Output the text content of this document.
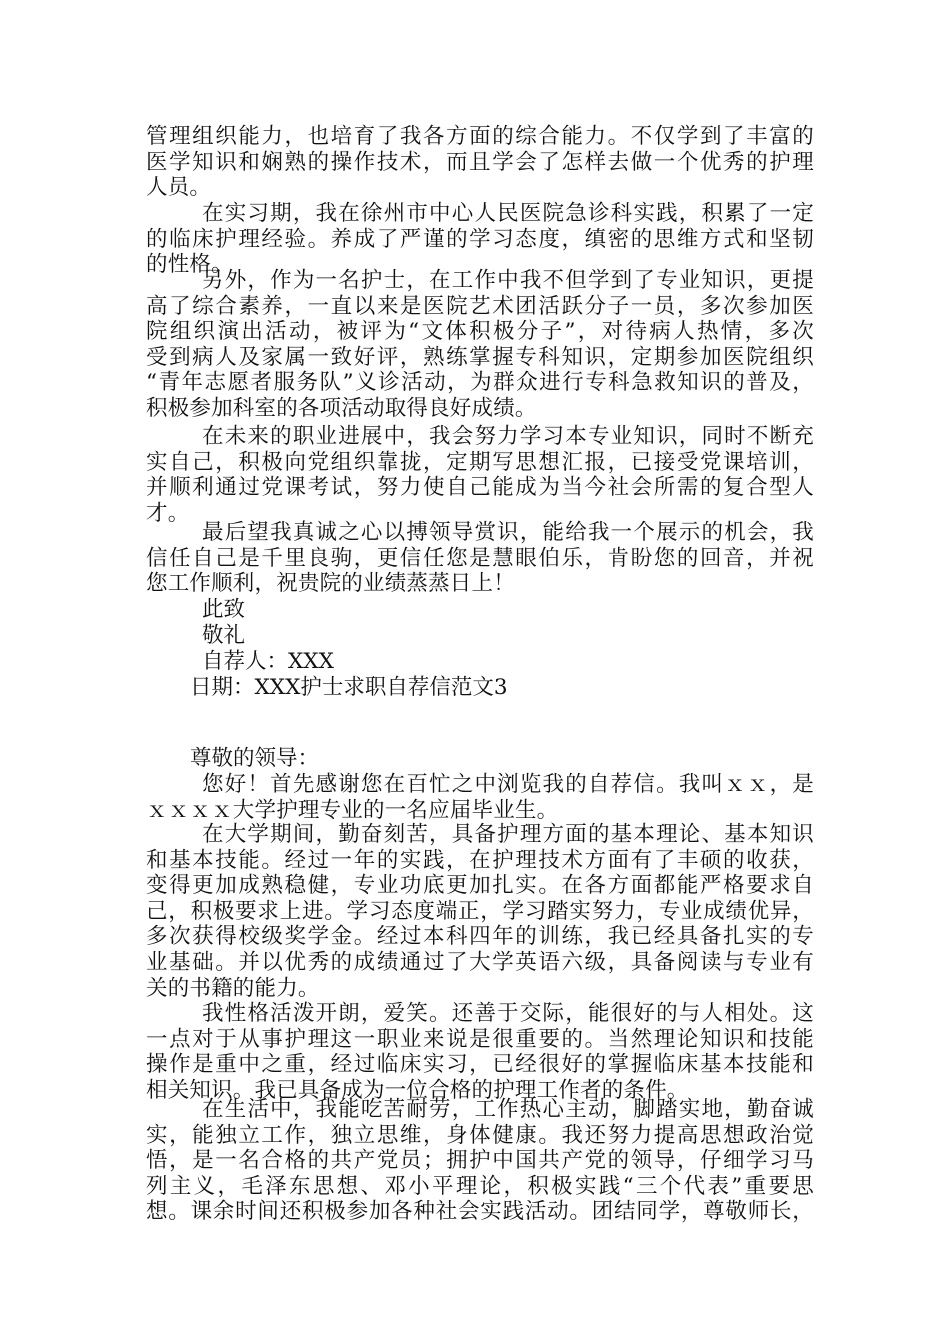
管理组织能力，也培育了我各方面的综合能力。不仅学到了丰富的
医学知识和娴熟的操作技术，而且学会了怎样去做一个优秀的护理
人员。
在实习期，我在徐州市中心人民医院急诊科实践，积累了一定
的临床护理经验。养成了严谨的学习态度，缜密的思维方式和坚韧
的性格。
另外，作为一名护士，在工作中我不但学到了专业知识，更提
高了综合素养，一直以来是医院艺术团活跃分子一员，多次参加医
院组织演出活动，被评为“文体积极分子”，对待病人热情，多次
受到病人及家属一致好评，熟练掌握专科知识，定期参加医院组织
“青年志愿者服务队”义诊活动，为群众进行专科急救知识的普及，
积极参加科室的各项活动取得良好成绩。
在未来的职业进展中，我会努力学习本专业知识，同时不断充
实自己，积极向党组织靠拢，定期写思想汇报，已接受党课培训，
并顺利通过党课考试，努力使自己能成为当今社会所需的复合型人
才。
最后望我真诚之心以搏领导赏识，能给我一个展示的机会，我
信任自己是千里良驹，更信任您是慧眼伯乐，肯盼您的回音，并祝
您工作顺利，祝贵院的业绩蒸蒸日上！

此致

敬礼

自荐人：XXX

日期：XXX护士求职自荐信范文3

尊敬的领导：

您好！首先感谢您在百忙之中浏览我的自荐信。我叫ｘｘ，是
ｘｘｘｘ大学护理专业的一名应届毕业生。
在大学期间，勤奋刻苦，具备护理方面的基本理论、基本知识
和基本技能。经过一年的实践，在护理技术方面有了丰硕的收获，
变得更加成熟稳健，专业功底更加扎实。在各方面都能严格要求自
己，积极要求上进。学习态度端正，学习踏实努力，专业成绩优异，
多次获得校级奖学金。经过本科四年的训练，我已经具备扎实的专
业基础。并以优秀的成绩通过了大学英语六级，具备阅读与专业有
关的书籍的能力。
我性格活泼开朗，爱笑。还善于交际，能很好的与人相处。这
一点对于从事护理这一职业来说是很重要的。当然理论知识和技能
操作是重中之重，经过临床实习，已经很好的掌握临床基本技能和
相关知识。我已具备成为一位合格的护理工作者的条件。
在生活中，我能吃苦耐劳，工作热心主动，脚踏实地，勤奋诚
实，能独立工作，独立思维，身体健康。我还努力提高思想政治觉
悟，是一名合格的共产党员；拥护中国共产党的领导，仔细学习马
列主义，毛泽东思想、邓小平理论，积极实践“三个代表”重要思
想。课余时间还积极参加各种社会实践活动。团结同学，尊敬师长，
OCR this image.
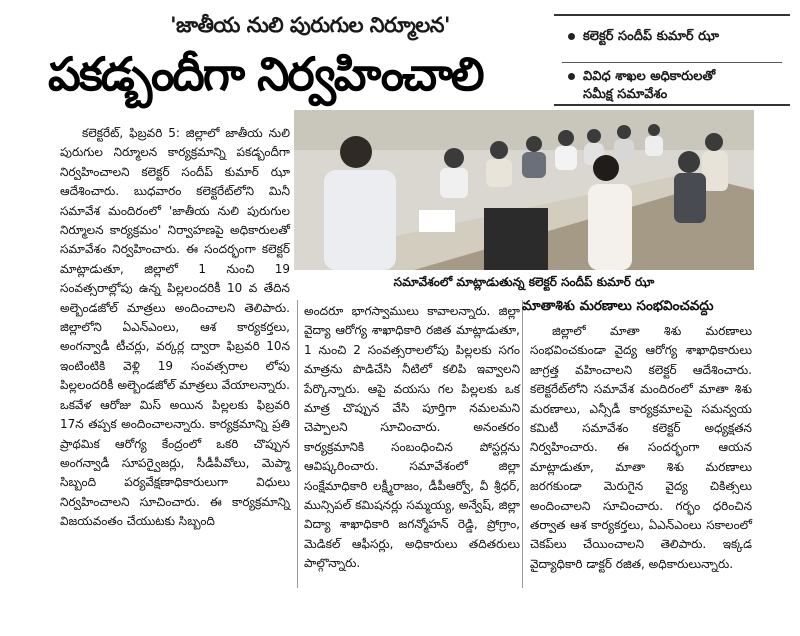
'జాతీయ నులి పురుగుల నిర్మూలన'
పకడ్బందీగా నిర్వహించాలి
కలెక్టర్ సందీప్ కుమార్ ఝా
వివిధ శాఖల అధికారులతో
సమీక్ష సమావేశం

కలెక్టరేట్, ఫిబ్రవరి 5: జిల్లాలో జాతీయ నులి పురుగుల నిర్మూలన కార్యక్రమాన్ని పకడ్బందీగా నిర్వహించాలని కలెక్టర్ సందీప్ కుమార్ ఝా ఆదేశించారు. బుధవారం కలెక్టరేట్‌లోని మినీ సమావేశ మందిరంలో 'జాతీయ నులి పురుగుల నిర్మూలన కార్యక్రమం' నిర్వాహణపై అధికారులతో సమావేశం నిర్వహించారు. ఈ సందర్భంగా కలెక్టర్ మాట్లాడుతూ, జిల్లాలో 1 నుంచి 19 సంవత్సరాల్లోపు ఉన్న పిల్లలందరికీ 10 వ తేదిన అల్బెండజోల్ మాత్రలు అందించాలని తెలిపారు. జిల్లాలోని ఏఎన్ఎంలు, ఆశ కార్యకర్తలు, అంగన్వాడీ టీచర్లు, వర్కర్ల ద్వారా ఫిబ్రవరి 10న ఇంటింటికి వెళ్లి 19 సంవత్సరాల లోపు పిల్లలందరికీ అల్బెండజోల్ మాత్రలు వేయాలన్నారు. ఒకవేళ ఆరోజు మిస్ అయిన పిల్లలకు ఫిబ్రవరి 17న తప్పక అందించాలన్నారు. కార్యక్రమాన్ని ప్రతి ప్రాథమిక ఆరోగ్య కేంద్రంలో ఒకరి చొప్పున అంగన్వాడీ సూపర్వైజర్లు, సీడీపీవోలు, మెప్మా సిబ్బంది పర్యవేక్షణాధికారులుగా విధులు నిర్వహించాలని సూచించారు. ఈ కార్యక్రమాన్ని విజయవంతం చేయుటకు సిబ్బంది

సమావేశంలో మాట్లాడుతున్న కలెక్టర్ సందీప్ కుమార్ ఝా

అందరూ భాగస్వాములు కావాలన్నారు. జిల్లా వైద్యా ఆరోగ్య శాఖాధికారి రజిత మాట్లాడుతూ, 1 నుంచి 2 సంవత్సరాలలోపు పిల్లలకు సగం మాత్రను పొడిచేసి నీటిలో కలిపి ఇవ్వాలని పేర్కొన్నారు. ఆపై వయసు గల పిల్లలకు ఒక మాత్ర చొప్పున వేసి పూర్తిగా నమలమని చెప్పాలని సూచించారు. అనంతరం కార్యక్రమానికి సంబంధించిన పోస్టర్లను ఆవిష్కరించారు. సమావేశంలో జిల్లా సంక్షేమాధికారి లక్ష్మీరాజం, డీపీఆర్వో, వీ శ్రీధర్, మున్సిపల్ కమిషనర్లు సమ్మయ్య, అన్వేష్, జిల్లా విద్యా శాఖాధికారి జగన్మోహన్ రెడ్డి, ప్రోగ్రాం, మెడికల్ ఆఫీసర్లు, అధికారులు తదితరులు పాల్గొన్నారు.

మాతాశిశు మరణాలు సంభవించవద్దు

జిల్లాలో మాతా శిశు మరణాలు సంభవించకుండా వైద్య ఆరోగ్య శాఖాధికారులు జాగ్రత్త వహించాలని కలెక్టర్ ఆదేశించారు. కలెక్టరేట్‌లోని సమావేశ మందిరంలో మాతా శిశు మరణాలు, ఎన్సీడీ కార్యక్రమాలపై సమన్వయ కమిటీ సమావేశం కలెక్టర్ అధ్యక్షతన నిర్వహించారు. ఈ సందర్భంగా ఆయన మాట్లాడుతూ, మాతా శిశు మరణాలు జరగకుండా మెరుగైన వైద్య చికిత్సలు అందించాలని సూచించారు. గర్భం ధరించిన తర్వాత ఆశ కార్యకర్తలు, ఏఎన్ఎంలు సకాలంలో చెకప్‌లు చేయించాలని తెలిపారు. ఇక్కడ వైద్యాధికారి డాక్టర్ రజిత, అధికారులున్నారు.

(Required task): Quote the data above in full and without alteration; skip the pictures.

(Task answer):
Output the text content of this document.
管理组织能力，也培育了我各方面的综合能力。不仅学到了丰富的
医学知识和娴熟的操作技术，而且学会了怎样去做一个优秀的护理
人员。
在实习期，我在徐州市中心人民医院急诊科实践，积累了一定
的临床护理经验。养成了严谨的学习态度，缜密的思维方式和坚韧
的性格。
另外，作为一名护士，在工作中我不但学到了专业知识，更提
高了综合素养，一直以来是医院艺术团活跃分子一员，多次参加医
院组织演出活动，被评为“文体积极分子”，对待病人热情，多次
受到病人及家属一致好评，熟练掌握专科知识，定期参加医院组织
“青年志愿者服务队”义诊活动，为群众进行专科急救知识的普及，
积极参加科室的各项活动取得良好成绩。
在未来的职业进展中，我会努力学习本专业知识，同时不断充
实自己，积极向党组织靠拢，定期写思想汇报，已接受党课培训，
并顺利通过党课考试，努力使自己能成为当今社会所需的复合型人
才。
最后望我真诚之心以搏领导赏识，能给我一个展示的机会，我
信任自己是千里良驹，更信任您是慧眼伯乐，肯盼您的回音，并祝
您工作顺利，祝贵院的业绩蒸蒸日上！

此致

敬礼

自荐人：XXX

日期：XXX护士求职自荐信范文3

尊敬的领导：

您好！首先感谢您在百忙之中浏览我的自荐信。我叫ｘｘ，是
ｘｘｘｘ大学护理专业的一名应届毕业生。
在大学期间，勤奋刻苦，具备护理方面的基本理论、基本知识
和基本技能。经过一年的实践，在护理技术方面有了丰硕的收获，
变得更加成熟稳健，专业功底更加扎实。在各方面都能严格要求自
己，积极要求上进。学习态度端正，学习踏实努力，专业成绩优异，
多次获得校级奖学金。经过本科四年的训练，我已经具备扎实的专
业基础。并以优秀的成绩通过了大学英语六级，具备阅读与专业有
关的书籍的能力。
我性格活泼开朗，爱笑。还善于交际，能很好的与人相处。这
一点对于从事护理这一职业来说是很重要的。当然理论知识和技能
操作是重中之重，经过临床实习，已经很好的掌握临床基本技能和
相关知识。我已具备成为一位合格的护理工作者的条件。
在生活中，我能吃苦耐劳，工作热心主动，脚踏实地，勤奋诚
实，能独立工作，独立思维，身体健康。我还努力提高思想政治觉
悟，是一名合格的共产党员；拥护中国共产党的领导，仔细学习马
列主义，毛泽东思想、邓小平理论，积极实践“三个代表”重要思
想。课余时间还积极参加各种社会实践活动。团结同学，尊敬师长，
OCR this image.
'జాతీయ నులి పురుగుల నిర్మూలన'
పకడ్బందీగా నిర్వహించాలి
కలెక్టర్ సందీప్ కుమార్ ఝా
వివిధ శాఖల అధికారులతో
సమీక్ష సమావేశం

కలెక్టరేట్, ఫిబ్రవరి 5: జిల్లాలో జాతీయ నులి పురుగుల నిర్మూలన కార్యక్రమాన్ని పకడ్బందీగా నిర్వహించాలని కలెక్టర్ సందీప్ కుమార్ ఝా ఆదేశించారు. బుధవారం కలెక్టరేట్‌లోని మినీ సమావేశ మందిరంలో 'జాతీయ నులి పురుగుల నిర్మూలన కార్యక్రమం' నిర్వాహణపై అధికారులతో సమావేశం నిర్వహించారు. ఈ సందర్భంగా కలెక్టర్ మాట్లాడుతూ, జిల్లాలో 1 నుంచి 19 సంవత్సరాల్లోపు ఉన్న పిల్లలందరికీ 10 వ తేదిన అల్బెండజోల్ మాత్రలు అందించాలని తెలిపారు. జిల్లాలోని ఏఎన్ఎంలు, ఆశ కార్యకర్తలు, అంగన్వాడీ టీచర్లు, వర్కర్ల ద్వారా ఫిబ్రవరి 10న ఇంటింటికి వెళ్లి 19 సంవత్సరాల లోపు పిల్లలందరికీ అల్బెండజోల్ మాత్రలు వేయాలన్నారు. ఒకవేళ ఆరోజు మిస్ అయిన పిల్లలకు ఫిబ్రవరి 17న తప్పక అందించాలన్నారు. కార్యక్రమాన్ని ప్రతి ప్రాథమిక ఆరోగ్య కేంద్రంలో ఒకరి చొప్పున అంగన్వాడీ సూపర్వైజర్లు, సీడీపీవోలు, మెప్మా సిబ్బంది పర్యవేక్షణాధికారులుగా విధులు నిర్వహించాలని సూచించారు. ఈ కార్యక్రమాన్ని విజయవంతం చేయుటకు సిబ్బంది

సమావేశంలో మాట్లాడుతున్న కలెక్టర్ సందీప్ కుమార్ ఝా

అందరూ భాగస్వాములు కావాలన్నారు. జిల్లా వైద్యా ఆరోగ్య శాఖాధికారి రజిత మాట్లాడుతూ, 1 నుంచి 2 సంవత్సరాలలోపు పిల్లలకు సగం మాత్రను పొడిచేసి నీటిలో కలిపి ఇవ్వాలని పేర్కొన్నారు. ఆపై వయసు గల పిల్లలకు ఒక మాత్ర చొప్పున వేసి పూర్తిగా నమలమని చెప్పాలని సూచించారు. అనంతరం కార్యక్రమానికి సంబంధించిన పోస్టర్లను ఆవిష్కరించారు. సమావేశంలో జిల్లా సంక్షేమాధికారి లక్ష్మీరాజం, డీపీఆర్వో, వీ శ్రీధర్, మున్సిపల్ కమిషనర్లు సమ్మయ్య, అన్వేష్, జిల్లా విద్యా శాఖాధికారి జగన్మోహన్ రెడ్డి, ప్రోగ్రాం, మెడికల్ ఆఫీసర్లు, అధికారులు తదితరులు పాల్గొన్నారు.

మాతాశిశు మరణాలు సంభవించవద్దు

జిల్లాలో మాతా శిశు మరణాలు సంభవించకుండా వైద్య ఆరోగ్య శాఖాధికారులు జాగ్రత్త వహించాలని కలెక్టర్ ఆదేశించారు. కలెక్టరేట్‌లోని సమావేశ మందిరంలో మాతా శిశు మరణాలు, ఎన్సీడీ కార్యక్రమాలపై సమన్వయ కమిటీ సమావేశం కలెక్టర్ అధ్యక్షతన నిర్వహించారు. ఈ సందర్భంగా ఆయన మాట్లాడుతూ, మాతా శిశు మరణాలు జరగకుండా మెరుగైన వైద్య చికిత్సలు అందించాలని సూచించారు. గర్భం ధరించిన తర్వాత ఆశ కార్యకర్తలు, ఏఎన్ఎంలు సకాలంలో చెకప్‌లు చేయించాలని తెలిపారు. ఇక్కడ వైద్యాధికారి డాక్టర్ రజిత, అధికారులున్నారు.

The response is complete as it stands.